**AIM**:
Write out the whole listing word for word.

**EXERCISE INPUTS**:
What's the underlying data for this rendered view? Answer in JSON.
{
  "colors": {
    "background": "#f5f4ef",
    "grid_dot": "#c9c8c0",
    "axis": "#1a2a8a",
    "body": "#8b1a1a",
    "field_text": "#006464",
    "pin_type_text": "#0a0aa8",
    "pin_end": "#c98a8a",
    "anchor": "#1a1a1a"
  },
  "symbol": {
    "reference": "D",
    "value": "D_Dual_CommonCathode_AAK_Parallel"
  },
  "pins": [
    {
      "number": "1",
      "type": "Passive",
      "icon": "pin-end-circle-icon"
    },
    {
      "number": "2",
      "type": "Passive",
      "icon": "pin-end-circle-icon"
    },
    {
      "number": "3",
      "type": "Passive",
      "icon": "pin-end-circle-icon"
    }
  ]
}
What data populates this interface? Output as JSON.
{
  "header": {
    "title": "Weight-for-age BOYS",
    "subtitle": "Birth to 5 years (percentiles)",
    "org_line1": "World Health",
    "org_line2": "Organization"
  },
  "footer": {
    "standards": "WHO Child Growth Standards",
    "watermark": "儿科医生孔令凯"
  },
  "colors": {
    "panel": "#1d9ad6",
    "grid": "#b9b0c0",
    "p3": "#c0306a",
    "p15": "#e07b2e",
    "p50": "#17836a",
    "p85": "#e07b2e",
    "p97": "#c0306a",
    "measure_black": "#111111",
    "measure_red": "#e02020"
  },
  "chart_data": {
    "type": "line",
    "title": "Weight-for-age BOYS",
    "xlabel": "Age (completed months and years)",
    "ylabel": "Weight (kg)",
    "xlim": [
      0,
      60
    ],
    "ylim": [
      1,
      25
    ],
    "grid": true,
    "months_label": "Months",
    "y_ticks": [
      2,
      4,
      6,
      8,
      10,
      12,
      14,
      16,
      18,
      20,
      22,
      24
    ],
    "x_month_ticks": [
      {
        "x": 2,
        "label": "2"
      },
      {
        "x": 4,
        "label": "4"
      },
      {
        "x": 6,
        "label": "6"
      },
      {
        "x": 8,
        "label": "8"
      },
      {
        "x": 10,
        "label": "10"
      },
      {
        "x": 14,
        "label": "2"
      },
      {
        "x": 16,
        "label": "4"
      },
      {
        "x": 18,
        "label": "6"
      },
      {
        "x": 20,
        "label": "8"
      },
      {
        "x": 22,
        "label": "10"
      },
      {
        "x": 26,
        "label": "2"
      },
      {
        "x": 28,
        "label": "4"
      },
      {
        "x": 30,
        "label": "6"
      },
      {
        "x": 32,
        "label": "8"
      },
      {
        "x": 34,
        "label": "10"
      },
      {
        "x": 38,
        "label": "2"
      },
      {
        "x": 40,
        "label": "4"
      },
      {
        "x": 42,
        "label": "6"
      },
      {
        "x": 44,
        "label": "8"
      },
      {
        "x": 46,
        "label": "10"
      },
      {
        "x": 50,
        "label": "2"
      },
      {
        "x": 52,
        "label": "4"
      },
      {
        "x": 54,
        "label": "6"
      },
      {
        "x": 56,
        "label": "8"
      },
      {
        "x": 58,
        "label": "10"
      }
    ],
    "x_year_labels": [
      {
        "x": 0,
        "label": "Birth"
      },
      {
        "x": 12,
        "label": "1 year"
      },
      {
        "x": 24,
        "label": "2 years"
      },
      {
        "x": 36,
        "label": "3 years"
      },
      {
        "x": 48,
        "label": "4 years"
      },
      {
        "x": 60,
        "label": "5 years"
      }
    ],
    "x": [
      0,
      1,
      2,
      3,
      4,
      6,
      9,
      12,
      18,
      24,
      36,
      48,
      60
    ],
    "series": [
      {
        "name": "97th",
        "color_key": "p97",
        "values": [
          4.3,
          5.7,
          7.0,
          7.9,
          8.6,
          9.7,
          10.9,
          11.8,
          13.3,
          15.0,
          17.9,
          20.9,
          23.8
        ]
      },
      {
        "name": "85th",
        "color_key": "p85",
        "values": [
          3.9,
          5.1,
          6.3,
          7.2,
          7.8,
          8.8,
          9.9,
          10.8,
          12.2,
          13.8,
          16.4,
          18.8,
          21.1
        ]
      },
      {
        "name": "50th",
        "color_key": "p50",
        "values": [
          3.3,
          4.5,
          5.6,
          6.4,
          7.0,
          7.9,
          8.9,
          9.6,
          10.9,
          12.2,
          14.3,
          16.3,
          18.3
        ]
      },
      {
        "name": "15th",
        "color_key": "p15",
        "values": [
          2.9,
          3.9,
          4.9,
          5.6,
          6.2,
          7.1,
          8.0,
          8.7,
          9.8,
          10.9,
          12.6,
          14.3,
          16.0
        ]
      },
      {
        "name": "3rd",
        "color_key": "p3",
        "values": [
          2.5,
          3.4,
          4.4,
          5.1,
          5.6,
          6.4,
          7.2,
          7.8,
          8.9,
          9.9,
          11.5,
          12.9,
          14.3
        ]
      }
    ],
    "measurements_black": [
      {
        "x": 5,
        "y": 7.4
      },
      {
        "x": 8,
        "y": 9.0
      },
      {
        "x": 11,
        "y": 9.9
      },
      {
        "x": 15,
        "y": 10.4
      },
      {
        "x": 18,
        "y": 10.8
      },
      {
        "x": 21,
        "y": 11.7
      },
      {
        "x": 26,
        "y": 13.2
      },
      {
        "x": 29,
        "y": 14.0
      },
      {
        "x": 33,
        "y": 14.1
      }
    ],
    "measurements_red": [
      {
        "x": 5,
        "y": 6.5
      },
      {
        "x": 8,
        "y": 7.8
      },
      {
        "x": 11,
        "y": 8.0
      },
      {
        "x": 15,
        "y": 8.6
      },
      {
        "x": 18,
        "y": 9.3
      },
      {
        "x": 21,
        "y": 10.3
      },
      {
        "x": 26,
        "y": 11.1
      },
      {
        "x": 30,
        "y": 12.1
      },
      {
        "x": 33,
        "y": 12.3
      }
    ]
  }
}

**RESULT**:
What's the underlying data for this rendered view? Answer in JSON.
{
  "colors": {
    "background": "#f5f4ef",
    "grid_dot": "#c9c8c0",
    "axis": "#1a2a8a",
    "body": "#8b1a1a",
    "field_text": "#006464",
    "pin_type_text": "#0a0aa8",
    "pin_end": "#c98a8a",
    "anchor": "#1a1a1a"
  },
  "symbol": {
    "reference": "D",
    "value": "D_Dual_CommonCathode_AAK_Parallel"
  },
  "pins": [
    {
      "number": "1",
      "type": "Passive",
      "icon": "pin-end-circle-icon"
    },
    {
      "number": "2",
      "type": "Passive",
      "icon": "pin-end-circle-icon"
    },
    {
      "number": "3",
      "type": "Passive",
      "icon": "pin-end-circle-icon"
    }
  ]
}
What data populates this interface? Output as JSON.
{
  "header": {
    "title": "Weight-for-age BOYS",
    "subtitle": "Birth to 5 years (percentiles)",
    "org_line1": "World Health",
    "org_line2": "Organization"
  },
  "footer": {
    "standards": "WHO Child Growth Standards",
    "watermark": "儿科医生孔令凯"
  },
  "colors": {
    "panel": "#1d9ad6",
    "grid": "#b9b0c0",
    "p3": "#c0306a",
    "p15": "#e07b2e",
    "p50": "#17836a",
    "p85": "#e07b2e",
    "p97": "#c0306a",
    "measure_black": "#111111",
    "measure_red": "#e02020"
  },
  "chart_data": {
    "type": "line",
    "title": "Weight-for-age BOYS",
    "xlabel": "Age (completed months and years)",
    "ylabel": "Weight (kg)",
    "xlim": [
      0,
      60
    ],
    "ylim": [
      1,
      25
    ],
    "grid": true,
    "months_label": "Months",
    "y_ticks": [
      2,
      4,
      6,
      8,
      10,
      12,
      14,
      16,
      18,
      20,
      22,
      24
    ],
    "x_month_ticks": [
      {
        "x": 2,
        "label": "2"
      },
      {
        "x": 4,
        "label": "4"
      },
      {
        "x": 6,
        "label": "6"
      },
      {
        "x": 8,
        "label": "8"
      },
      {
        "x": 10,
        "label": "10"
      },
      {
        "x": 14,
        "label": "2"
      },
      {
        "x": 16,
        "label": "4"
      },
      {
        "x": 18,
        "label": "6"
      },
      {
        "x": 20,
        "label": "8"
      },
      {
        "x": 22,
        "label": "10"
      },
      {
        "x": 26,
        "label": "2"
      },
      {
        "x": 28,
        "label": "4"
      },
      {
        "x": 30,
        "label": "6"
      },
      {
        "x": 32,
        "label": "8"
      },
      {
        "x": 34,
        "label": "10"
      },
      {
        "x": 38,
        "label": "2"
      },
      {
        "x": 40,
        "label": "4"
      },
      {
        "x": 42,
        "label": "6"
      },
      {
        "x": 44,
        "label": "8"
      },
      {
        "x": 46,
        "label": "10"
      },
      {
        "x": 50,
        "label": "2"
      },
      {
        "x": 52,
        "label": "4"
      },
      {
        "x": 54,
        "label": "6"
      },
      {
        "x": 56,
        "label": "8"
      },
      {
        "x": 58,
        "label": "10"
      }
    ],
    "x_year_labels": [
      {
        "x": 0,
        "label": "Birth"
      },
      {
        "x": 12,
        "label": "1 year"
      },
      {
        "x": 24,
        "label": "2 years"
      },
      {
        "x": 36,
        "label": "3 years"
      },
      {
        "x": 48,
        "label": "4 years"
      },
      {
        "x": 60,
        "label": "5 years"
      }
    ],
    "x": [
      0,
      1,
      2,
      3,
      4,
      6,
      9,
      12,
      18,
      24,
      36,
      48,
      60
    ],
    "series": [
      {
        "name": "97th",
        "color_key": "p97",
        "values": [
          4.3,
          5.7,
          7.0,
          7.9,
          8.6,
          9.7,
          10.9,
          11.8,
          13.3,
          15.0,
          17.9,
          20.9,
          23.8
        ]
      },
      {
        "name": "85th",
        "color_key": "p85",
        "values": [
          3.9,
          5.1,
          6.3,
          7.2,
          7.8,
          8.8,
          9.9,
          10.8,
          12.2,
          13.8,
          16.4,
          18.8,
          21.1
        ]
      },
      {
        "name": "50th",
        "color_key": "p50",
        "values": [
          3.3,
          4.5,
          5.6,
          6.4,
          7.0,
          7.9,
          8.9,
          9.6,
          10.9,
          12.2,
          14.3,
          16.3,
          18.3
        ]
      },
      {
        "name": "15th",
        "color_key": "p15",
        "values": [
          2.9,
          3.9,
          4.9,
          5.6,
          6.2,
          7.1,
          8.0,
          8.7,
          9.8,
          10.9,
          12.6,
          14.3,
          16.0
        ]
      },
      {
        "name": "3rd",
        "color_key": "p3",
        "values": [
          2.5,
          3.4,
          4.4,
          5.1,
          5.6,
          6.4,
          7.2,
          7.8,
          8.9,
          9.9,
          11.5,
          12.9,
          14.3
        ]
      }
    ],
    "measurements_black": [
      {
        "x": 5,
        "y": 7.4
      },
      {
        "x": 8,
        "y": 9.0
      },
      {
        "x": 11,
        "y": 9.9
      },
      {
        "x": 15,
        "y": 10.4
      },
      {
        "x": 18,
        "y": 10.8
      },
      {
        "x": 21,
        "y": 11.7
      },
      {
        "x": 26,
        "y": 13.2
      },
      {
        "x": 29,
        "y": 14.0
      },
      {
        "x": 33,
        "y": 14.1
      }
    ],
    "measurements_red": [
      {
        "x": 5,
        "y": 6.5
      },
      {
        "x": 8,
        "y": 7.8
      },
      {
        "x": 11,
        "y": 8.0
      },
      {
        "x": 15,
        "y": 8.6
      },
      {
        "x": 18,
        "y": 9.3
      },
      {
        "x": 21,
        "y": 10.3
      },
      {
        "x": 26,
        "y": 11.1
      },
      {
        "x": 30,
        "y": 12.1
      },
      {
        "x": 33,
        "y": 12.3
      }
    ]
  }
}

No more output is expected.